begin Records supplied
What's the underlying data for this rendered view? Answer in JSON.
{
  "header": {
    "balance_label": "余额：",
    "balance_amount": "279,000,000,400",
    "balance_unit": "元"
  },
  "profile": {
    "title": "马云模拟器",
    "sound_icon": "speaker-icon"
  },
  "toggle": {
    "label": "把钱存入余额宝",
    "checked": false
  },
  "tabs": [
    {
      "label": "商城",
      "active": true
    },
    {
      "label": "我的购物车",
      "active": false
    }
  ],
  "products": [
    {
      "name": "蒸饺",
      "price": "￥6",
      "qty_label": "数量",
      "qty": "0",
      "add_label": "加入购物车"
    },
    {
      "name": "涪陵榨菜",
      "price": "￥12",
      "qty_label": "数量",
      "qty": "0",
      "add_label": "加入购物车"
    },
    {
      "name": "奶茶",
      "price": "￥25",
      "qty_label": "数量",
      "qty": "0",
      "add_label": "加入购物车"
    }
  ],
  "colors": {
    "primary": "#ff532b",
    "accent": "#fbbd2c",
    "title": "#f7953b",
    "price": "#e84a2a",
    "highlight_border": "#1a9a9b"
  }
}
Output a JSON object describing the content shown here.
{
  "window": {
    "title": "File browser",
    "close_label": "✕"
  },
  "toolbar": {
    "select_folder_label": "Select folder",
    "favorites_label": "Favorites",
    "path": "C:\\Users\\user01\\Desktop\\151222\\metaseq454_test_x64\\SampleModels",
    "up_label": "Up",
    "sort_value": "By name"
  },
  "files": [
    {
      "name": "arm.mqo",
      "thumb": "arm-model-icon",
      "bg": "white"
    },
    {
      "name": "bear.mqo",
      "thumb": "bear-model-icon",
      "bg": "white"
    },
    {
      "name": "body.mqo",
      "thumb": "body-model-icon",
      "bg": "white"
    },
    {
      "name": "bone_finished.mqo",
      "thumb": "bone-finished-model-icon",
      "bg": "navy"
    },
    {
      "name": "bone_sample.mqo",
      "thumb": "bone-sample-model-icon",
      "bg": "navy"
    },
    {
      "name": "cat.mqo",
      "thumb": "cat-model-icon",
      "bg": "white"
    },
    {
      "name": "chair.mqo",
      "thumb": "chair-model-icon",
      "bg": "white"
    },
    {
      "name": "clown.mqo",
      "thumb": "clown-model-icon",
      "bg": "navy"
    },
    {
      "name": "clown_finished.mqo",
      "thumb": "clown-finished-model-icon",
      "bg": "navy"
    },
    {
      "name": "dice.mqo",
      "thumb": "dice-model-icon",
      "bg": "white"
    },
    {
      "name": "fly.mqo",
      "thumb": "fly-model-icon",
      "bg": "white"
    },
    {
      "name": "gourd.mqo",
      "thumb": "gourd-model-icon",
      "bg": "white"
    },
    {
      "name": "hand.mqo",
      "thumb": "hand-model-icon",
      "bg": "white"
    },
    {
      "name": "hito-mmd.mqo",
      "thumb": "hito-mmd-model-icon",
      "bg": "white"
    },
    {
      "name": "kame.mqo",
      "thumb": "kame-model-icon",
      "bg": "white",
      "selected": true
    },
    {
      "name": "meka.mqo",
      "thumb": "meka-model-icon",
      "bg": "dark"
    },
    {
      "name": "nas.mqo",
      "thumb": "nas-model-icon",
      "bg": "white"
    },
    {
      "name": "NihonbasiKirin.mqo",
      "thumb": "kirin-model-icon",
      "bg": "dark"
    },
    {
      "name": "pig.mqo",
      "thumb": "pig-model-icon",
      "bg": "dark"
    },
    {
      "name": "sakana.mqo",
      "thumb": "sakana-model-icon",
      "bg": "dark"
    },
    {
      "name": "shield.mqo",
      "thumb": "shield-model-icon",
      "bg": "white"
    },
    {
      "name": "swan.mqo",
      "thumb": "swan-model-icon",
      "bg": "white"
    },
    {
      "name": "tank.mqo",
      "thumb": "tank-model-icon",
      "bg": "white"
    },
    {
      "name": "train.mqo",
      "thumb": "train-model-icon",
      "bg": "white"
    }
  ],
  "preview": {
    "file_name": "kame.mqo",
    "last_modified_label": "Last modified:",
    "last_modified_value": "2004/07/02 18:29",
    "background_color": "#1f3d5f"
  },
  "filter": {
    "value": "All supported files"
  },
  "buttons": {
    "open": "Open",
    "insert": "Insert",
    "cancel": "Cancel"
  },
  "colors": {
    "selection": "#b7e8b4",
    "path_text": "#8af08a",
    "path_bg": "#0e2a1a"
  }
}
end Records supplied
» Problem to solve:
Answer with a single number: the count of lines holding the word "kame".

» Expected answer:
3